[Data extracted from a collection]
:::
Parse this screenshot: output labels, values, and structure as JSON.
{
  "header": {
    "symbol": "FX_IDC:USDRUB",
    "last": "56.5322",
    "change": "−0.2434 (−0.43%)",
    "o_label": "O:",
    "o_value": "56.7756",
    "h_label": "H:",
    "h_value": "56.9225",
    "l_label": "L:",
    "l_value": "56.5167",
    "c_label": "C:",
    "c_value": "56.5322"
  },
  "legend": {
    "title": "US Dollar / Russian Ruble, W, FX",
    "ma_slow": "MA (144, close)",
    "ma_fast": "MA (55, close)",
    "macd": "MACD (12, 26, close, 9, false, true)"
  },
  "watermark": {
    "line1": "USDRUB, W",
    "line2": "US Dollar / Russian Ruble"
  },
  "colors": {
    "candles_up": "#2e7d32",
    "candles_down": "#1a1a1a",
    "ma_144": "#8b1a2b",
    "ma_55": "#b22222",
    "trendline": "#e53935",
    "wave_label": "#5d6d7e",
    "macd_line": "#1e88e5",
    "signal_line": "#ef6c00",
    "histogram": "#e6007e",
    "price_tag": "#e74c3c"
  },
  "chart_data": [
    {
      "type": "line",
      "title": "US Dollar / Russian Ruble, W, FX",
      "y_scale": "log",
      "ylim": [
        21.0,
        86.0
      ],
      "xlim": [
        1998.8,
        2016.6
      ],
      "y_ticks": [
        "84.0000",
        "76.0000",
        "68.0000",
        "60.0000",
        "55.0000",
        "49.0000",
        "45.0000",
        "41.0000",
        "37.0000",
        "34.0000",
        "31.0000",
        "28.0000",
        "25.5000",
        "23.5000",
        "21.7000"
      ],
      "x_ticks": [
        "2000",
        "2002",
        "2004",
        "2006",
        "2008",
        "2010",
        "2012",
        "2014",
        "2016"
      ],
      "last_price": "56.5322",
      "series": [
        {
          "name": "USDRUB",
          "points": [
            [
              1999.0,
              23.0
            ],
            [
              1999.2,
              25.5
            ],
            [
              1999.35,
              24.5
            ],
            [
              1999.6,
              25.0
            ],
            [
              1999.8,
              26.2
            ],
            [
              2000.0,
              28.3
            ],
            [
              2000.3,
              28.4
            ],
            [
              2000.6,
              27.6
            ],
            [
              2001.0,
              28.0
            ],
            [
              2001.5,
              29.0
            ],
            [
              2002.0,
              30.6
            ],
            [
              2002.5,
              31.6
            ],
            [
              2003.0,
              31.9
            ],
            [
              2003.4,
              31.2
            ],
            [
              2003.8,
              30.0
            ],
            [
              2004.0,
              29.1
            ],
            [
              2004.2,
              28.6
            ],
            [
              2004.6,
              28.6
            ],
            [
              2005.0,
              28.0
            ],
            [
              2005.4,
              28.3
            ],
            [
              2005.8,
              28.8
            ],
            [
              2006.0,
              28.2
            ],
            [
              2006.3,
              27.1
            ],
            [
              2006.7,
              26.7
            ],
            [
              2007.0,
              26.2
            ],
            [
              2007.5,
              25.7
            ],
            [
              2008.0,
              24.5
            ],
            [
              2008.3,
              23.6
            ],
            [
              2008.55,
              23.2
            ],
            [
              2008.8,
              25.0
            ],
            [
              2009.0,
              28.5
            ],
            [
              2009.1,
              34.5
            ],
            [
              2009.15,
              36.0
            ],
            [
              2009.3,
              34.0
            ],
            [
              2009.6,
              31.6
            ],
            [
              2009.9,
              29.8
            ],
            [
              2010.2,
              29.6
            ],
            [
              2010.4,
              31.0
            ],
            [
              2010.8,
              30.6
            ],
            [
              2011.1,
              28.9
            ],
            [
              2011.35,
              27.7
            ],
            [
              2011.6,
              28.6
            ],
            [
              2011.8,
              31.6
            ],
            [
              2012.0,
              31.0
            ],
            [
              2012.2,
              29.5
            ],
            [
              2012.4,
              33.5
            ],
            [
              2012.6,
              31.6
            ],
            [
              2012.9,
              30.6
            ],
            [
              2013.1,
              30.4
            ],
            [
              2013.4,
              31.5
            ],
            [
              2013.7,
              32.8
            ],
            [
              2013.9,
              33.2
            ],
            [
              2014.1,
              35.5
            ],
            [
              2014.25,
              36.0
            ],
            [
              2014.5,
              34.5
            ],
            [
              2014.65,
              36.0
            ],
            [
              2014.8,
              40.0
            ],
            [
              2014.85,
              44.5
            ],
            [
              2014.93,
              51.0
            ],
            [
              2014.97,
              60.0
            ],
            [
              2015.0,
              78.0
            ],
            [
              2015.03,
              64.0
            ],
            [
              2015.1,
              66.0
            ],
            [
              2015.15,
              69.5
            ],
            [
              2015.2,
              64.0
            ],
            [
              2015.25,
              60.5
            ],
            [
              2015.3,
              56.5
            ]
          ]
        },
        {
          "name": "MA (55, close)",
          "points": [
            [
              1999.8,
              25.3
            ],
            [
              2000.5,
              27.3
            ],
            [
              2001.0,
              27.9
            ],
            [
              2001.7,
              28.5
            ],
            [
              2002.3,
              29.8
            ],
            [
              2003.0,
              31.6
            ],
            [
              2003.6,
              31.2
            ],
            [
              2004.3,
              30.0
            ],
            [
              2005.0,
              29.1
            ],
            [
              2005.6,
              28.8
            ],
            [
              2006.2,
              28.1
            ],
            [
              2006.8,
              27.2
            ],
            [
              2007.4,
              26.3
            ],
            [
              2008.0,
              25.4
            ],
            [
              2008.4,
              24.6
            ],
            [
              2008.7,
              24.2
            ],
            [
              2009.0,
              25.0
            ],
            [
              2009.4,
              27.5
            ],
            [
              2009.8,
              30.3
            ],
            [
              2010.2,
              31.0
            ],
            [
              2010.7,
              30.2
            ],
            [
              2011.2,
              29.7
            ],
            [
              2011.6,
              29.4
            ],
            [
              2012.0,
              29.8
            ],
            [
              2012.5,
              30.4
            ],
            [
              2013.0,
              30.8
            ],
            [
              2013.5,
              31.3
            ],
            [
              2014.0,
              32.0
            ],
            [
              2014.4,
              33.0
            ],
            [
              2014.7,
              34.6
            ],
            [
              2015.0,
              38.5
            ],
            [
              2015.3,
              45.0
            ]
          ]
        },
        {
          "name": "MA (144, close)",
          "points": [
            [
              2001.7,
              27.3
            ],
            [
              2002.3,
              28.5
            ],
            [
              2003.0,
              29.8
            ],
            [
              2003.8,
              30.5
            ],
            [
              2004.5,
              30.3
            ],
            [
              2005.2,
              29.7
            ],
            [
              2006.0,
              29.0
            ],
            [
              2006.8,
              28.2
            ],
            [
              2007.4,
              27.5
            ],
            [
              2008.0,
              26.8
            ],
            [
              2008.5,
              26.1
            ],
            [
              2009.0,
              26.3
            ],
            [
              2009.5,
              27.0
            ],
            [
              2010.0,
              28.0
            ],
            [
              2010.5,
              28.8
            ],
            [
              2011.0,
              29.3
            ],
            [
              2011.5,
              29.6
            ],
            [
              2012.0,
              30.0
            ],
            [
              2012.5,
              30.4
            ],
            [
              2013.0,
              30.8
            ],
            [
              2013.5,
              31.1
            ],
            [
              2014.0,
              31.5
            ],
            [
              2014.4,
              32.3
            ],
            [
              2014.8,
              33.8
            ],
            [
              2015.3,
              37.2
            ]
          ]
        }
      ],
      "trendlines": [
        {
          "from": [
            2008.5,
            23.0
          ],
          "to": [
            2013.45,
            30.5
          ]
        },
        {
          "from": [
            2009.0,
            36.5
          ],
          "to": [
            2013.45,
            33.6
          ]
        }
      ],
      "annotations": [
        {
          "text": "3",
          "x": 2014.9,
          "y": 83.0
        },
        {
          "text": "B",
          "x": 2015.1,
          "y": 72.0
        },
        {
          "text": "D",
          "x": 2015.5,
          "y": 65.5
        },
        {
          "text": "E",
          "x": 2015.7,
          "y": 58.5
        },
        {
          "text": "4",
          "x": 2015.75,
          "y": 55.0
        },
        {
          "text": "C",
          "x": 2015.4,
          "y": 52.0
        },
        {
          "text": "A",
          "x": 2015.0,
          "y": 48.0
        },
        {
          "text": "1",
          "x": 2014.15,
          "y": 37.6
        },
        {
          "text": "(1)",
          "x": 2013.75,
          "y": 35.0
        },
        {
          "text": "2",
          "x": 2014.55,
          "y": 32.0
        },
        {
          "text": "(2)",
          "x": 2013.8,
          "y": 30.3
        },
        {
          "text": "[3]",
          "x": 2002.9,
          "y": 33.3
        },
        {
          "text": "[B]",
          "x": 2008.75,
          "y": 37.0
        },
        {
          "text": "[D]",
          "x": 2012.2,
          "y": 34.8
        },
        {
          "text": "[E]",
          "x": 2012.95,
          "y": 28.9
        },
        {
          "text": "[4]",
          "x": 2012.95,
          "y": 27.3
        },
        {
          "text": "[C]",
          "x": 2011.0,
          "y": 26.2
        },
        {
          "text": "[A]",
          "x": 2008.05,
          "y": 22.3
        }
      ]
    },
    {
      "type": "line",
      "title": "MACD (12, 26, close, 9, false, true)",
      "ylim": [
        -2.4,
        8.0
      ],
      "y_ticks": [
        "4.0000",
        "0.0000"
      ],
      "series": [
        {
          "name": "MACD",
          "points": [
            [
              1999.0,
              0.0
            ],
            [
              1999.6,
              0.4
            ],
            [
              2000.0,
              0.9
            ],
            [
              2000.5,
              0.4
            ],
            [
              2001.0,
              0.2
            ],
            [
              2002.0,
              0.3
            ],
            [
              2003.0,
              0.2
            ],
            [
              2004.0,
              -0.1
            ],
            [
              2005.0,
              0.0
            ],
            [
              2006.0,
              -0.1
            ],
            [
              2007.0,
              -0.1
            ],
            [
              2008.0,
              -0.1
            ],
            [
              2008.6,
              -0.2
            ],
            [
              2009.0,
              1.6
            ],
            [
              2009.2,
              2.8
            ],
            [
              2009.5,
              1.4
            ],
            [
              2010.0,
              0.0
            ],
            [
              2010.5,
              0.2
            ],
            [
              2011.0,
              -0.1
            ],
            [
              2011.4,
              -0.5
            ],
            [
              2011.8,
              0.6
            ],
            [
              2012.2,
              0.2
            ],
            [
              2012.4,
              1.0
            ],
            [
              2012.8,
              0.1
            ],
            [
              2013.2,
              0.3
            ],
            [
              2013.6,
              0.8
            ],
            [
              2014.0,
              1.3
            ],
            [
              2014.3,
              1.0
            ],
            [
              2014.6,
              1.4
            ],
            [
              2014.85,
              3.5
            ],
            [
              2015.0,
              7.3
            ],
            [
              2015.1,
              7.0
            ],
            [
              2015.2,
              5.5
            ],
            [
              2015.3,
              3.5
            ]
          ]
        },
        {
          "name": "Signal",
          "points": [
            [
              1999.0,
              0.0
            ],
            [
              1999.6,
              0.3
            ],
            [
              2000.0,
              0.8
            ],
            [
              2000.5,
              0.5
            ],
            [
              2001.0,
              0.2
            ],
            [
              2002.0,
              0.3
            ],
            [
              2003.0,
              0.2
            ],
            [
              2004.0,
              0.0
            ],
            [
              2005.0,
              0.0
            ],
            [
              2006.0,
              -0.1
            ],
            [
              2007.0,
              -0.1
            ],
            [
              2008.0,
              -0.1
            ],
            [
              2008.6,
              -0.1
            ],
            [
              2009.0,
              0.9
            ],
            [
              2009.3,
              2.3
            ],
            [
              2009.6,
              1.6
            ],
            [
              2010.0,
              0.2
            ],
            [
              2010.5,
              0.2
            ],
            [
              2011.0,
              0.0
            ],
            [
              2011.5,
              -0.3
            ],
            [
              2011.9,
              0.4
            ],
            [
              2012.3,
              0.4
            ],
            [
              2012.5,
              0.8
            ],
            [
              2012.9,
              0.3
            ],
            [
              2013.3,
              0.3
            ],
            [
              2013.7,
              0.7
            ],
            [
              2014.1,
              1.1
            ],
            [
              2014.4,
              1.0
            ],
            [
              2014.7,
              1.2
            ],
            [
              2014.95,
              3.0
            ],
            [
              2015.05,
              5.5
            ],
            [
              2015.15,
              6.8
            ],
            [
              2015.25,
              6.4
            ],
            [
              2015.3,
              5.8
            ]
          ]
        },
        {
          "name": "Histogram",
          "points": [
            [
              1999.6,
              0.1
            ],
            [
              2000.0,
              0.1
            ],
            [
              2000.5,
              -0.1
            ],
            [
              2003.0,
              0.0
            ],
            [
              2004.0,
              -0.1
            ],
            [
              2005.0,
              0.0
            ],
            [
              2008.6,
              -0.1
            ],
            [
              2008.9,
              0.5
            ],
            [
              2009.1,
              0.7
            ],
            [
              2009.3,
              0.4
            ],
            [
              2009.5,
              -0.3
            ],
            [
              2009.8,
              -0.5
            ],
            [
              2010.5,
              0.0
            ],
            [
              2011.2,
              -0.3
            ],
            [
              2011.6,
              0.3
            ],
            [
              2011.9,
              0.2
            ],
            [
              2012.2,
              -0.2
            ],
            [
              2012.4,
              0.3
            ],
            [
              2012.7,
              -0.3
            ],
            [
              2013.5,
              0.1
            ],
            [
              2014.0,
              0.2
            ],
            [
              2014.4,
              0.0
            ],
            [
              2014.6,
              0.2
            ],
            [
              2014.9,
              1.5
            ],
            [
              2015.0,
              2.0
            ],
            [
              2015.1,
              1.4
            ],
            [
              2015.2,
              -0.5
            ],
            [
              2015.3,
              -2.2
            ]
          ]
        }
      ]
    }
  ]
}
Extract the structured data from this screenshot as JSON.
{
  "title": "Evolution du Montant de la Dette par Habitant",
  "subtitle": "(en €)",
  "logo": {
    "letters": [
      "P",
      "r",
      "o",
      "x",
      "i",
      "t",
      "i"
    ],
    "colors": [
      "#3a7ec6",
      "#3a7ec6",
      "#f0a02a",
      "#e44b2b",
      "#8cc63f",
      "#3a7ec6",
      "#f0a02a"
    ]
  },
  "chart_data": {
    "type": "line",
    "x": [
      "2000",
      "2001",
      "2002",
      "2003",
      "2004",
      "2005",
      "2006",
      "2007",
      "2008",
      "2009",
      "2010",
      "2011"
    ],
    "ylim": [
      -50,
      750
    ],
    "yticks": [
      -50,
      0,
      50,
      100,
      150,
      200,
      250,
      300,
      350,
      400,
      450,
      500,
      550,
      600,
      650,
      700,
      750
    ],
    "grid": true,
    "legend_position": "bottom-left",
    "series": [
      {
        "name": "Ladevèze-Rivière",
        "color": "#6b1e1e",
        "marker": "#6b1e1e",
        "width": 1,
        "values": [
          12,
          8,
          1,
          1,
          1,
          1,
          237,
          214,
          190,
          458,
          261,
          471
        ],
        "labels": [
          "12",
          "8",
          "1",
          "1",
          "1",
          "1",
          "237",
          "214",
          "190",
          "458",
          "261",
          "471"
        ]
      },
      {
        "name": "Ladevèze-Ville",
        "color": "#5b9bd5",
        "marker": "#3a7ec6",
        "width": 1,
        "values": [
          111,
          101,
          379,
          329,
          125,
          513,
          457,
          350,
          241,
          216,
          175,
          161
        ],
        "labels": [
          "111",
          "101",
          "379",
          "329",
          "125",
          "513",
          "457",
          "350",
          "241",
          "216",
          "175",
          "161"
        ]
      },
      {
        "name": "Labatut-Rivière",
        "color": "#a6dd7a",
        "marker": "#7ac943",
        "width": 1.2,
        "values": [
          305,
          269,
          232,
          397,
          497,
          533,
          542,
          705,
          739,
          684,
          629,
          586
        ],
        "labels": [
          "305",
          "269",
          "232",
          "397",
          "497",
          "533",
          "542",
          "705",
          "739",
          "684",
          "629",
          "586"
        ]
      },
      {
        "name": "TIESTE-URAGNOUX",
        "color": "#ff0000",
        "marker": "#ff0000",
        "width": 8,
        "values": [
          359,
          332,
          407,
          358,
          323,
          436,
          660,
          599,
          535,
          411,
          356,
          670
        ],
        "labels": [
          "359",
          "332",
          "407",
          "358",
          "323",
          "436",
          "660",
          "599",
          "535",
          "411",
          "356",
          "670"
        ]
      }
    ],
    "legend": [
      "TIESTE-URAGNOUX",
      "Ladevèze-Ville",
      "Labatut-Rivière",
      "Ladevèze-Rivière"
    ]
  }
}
:::
Goal:
Gather each line from the listing above that holds "close".

Problem solution:
    "ma_slow": "MA (144, close)",
    "ma_fast": "MA (55, close)",
    "macd": "MACD (12, 26, close, 9, false, true)"
          "name": "MA (55, close)",
          "name": "MA (144, close)",
      "title": "MACD (12, 26, close, 9, false, true)",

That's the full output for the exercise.